*WHAT THIS TASK INVOLVES:* From the entries below, copy every line where the string "window" appears.

╭─ INFORMATION GIVEN

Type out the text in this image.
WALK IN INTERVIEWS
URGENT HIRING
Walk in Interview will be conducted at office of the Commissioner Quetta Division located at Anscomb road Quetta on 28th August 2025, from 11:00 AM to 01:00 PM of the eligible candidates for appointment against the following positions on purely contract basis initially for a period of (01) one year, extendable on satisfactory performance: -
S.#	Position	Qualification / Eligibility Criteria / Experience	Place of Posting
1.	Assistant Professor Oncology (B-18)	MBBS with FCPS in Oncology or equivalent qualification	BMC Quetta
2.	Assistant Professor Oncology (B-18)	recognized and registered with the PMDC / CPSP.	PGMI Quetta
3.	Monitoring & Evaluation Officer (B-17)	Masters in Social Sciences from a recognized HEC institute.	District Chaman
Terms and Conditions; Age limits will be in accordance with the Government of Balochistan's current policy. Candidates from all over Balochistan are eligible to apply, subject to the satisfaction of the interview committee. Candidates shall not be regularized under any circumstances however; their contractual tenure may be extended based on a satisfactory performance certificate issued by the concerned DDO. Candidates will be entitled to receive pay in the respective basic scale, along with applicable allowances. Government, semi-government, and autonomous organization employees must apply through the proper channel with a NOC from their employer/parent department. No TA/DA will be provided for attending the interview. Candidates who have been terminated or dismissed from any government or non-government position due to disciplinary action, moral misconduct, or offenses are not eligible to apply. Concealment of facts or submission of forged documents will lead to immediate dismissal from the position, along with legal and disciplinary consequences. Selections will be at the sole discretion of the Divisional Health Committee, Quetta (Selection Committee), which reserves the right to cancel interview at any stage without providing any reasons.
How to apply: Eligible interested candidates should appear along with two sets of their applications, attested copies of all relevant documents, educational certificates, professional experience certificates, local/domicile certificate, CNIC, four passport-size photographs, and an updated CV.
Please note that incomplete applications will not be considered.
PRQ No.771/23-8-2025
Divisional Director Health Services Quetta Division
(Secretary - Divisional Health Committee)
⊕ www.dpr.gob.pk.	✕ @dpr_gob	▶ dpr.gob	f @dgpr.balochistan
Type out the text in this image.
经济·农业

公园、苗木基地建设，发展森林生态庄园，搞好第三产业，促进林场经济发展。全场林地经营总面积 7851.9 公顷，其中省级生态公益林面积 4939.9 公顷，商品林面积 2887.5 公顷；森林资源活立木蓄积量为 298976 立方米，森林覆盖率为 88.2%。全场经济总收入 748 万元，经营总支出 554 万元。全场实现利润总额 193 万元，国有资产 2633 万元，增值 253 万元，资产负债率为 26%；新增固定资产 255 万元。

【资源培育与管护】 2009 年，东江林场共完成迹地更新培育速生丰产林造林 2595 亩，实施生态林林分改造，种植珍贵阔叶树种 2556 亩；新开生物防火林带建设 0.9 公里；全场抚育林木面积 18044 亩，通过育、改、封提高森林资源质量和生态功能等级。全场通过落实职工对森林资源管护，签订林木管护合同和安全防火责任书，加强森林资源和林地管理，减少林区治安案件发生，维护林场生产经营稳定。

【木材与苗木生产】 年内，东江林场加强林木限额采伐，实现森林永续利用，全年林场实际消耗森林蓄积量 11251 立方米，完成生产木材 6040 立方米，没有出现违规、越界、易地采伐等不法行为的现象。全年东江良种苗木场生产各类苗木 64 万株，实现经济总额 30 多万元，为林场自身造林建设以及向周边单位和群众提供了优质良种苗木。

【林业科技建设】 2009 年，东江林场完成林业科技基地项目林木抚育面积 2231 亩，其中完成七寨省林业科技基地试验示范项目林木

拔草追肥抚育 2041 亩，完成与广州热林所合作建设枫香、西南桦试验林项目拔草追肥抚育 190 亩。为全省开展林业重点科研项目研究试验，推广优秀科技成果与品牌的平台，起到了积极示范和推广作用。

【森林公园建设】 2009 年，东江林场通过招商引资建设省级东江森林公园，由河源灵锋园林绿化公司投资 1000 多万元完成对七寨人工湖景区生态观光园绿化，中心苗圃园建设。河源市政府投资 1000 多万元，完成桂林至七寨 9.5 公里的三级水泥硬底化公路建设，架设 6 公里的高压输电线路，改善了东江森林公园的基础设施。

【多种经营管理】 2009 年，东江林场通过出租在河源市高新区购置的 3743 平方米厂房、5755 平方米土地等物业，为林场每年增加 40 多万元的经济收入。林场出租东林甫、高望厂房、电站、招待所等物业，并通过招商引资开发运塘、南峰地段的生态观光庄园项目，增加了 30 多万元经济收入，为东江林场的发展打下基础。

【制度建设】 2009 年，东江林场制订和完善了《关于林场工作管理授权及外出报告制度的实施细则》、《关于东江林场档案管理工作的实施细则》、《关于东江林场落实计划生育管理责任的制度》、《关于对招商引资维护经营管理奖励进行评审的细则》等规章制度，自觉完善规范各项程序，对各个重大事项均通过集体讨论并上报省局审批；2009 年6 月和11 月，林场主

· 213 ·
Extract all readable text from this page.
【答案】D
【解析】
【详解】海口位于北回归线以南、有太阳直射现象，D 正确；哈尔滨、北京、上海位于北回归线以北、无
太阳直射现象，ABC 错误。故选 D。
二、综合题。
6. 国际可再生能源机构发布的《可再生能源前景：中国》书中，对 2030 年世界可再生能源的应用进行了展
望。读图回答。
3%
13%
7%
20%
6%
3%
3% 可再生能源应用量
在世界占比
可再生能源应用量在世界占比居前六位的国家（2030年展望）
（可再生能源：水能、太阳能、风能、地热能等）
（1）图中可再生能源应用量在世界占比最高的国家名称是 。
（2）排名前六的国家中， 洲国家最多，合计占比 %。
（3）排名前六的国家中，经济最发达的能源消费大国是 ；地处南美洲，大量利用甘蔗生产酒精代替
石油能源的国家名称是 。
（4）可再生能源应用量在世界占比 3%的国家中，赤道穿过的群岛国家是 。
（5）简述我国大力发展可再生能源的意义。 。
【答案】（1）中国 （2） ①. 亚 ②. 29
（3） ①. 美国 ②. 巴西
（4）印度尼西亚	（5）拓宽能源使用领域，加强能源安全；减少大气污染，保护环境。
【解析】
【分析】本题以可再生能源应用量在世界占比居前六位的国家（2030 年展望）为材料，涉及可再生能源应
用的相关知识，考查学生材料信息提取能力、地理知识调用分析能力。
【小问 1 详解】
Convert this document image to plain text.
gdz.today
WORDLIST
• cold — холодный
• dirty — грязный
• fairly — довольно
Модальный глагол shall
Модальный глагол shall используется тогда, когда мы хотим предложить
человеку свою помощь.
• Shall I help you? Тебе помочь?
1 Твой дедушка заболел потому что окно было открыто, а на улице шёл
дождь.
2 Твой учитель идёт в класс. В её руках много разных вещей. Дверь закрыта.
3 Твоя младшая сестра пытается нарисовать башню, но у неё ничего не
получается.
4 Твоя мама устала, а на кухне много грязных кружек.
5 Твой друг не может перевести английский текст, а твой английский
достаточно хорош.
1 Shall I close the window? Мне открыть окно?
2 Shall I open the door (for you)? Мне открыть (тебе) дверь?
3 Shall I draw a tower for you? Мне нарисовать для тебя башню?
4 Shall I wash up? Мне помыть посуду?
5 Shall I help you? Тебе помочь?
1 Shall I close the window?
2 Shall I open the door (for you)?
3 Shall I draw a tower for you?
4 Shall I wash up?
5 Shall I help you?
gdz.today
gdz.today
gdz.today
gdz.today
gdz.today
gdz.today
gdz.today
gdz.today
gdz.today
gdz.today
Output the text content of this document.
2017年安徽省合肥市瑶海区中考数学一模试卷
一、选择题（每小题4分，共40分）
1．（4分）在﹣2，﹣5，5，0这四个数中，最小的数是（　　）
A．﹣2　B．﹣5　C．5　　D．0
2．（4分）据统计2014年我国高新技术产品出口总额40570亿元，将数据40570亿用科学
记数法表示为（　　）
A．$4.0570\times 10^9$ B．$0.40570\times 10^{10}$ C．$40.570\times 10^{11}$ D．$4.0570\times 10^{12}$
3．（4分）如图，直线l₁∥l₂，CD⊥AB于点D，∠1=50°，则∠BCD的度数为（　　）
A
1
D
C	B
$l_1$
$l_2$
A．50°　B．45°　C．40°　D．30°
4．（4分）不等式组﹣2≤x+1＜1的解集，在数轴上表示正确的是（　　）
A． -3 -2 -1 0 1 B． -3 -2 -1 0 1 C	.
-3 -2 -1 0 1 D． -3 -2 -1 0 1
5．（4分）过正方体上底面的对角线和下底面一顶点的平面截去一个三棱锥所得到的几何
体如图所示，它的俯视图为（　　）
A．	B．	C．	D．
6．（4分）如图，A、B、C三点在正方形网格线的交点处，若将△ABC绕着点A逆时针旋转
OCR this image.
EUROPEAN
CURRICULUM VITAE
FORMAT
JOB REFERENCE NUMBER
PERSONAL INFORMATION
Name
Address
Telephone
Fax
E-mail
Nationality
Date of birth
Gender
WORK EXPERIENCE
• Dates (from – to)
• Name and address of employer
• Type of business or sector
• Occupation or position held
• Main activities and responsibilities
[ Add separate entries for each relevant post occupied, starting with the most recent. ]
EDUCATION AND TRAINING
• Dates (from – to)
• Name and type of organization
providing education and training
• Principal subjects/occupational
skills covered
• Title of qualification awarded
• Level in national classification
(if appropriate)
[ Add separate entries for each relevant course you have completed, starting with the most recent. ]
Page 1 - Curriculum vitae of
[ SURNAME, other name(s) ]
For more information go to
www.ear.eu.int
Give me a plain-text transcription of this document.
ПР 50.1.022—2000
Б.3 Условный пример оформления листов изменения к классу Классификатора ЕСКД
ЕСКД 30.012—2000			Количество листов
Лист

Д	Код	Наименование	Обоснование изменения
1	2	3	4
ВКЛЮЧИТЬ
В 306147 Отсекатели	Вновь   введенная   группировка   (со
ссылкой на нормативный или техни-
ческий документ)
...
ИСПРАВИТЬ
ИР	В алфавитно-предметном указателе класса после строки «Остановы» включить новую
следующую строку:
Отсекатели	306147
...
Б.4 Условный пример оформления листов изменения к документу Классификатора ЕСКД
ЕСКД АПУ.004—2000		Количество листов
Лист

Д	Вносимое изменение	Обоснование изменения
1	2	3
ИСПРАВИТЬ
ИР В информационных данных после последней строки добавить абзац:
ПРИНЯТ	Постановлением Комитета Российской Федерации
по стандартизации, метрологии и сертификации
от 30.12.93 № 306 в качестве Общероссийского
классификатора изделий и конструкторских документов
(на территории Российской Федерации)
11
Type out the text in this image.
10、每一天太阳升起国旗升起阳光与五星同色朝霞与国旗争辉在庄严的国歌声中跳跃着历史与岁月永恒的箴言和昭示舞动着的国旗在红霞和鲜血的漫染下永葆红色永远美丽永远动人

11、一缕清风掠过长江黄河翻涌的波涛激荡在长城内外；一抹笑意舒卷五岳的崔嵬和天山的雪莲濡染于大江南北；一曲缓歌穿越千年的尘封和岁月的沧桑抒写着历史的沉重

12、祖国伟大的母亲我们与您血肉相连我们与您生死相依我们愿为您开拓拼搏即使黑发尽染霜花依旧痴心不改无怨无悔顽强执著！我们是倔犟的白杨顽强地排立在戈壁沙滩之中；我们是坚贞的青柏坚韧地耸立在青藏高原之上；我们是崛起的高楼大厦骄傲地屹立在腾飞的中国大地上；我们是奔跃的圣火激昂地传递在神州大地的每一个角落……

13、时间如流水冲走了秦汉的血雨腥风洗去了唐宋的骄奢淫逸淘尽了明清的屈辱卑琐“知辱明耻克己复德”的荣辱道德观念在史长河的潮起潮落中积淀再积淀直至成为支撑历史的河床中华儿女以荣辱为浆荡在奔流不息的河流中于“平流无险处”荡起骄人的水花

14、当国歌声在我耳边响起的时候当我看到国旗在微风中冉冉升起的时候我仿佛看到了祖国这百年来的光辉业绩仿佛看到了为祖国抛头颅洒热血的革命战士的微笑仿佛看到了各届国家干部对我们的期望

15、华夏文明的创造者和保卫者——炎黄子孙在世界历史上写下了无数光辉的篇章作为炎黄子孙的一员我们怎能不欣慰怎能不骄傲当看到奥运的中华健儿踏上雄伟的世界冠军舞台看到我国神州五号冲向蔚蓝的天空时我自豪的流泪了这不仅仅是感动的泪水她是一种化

╰─

*FULL ANSWER:*
1 Shall I close the window? Мне открыть окно?
1 Shall I close the window?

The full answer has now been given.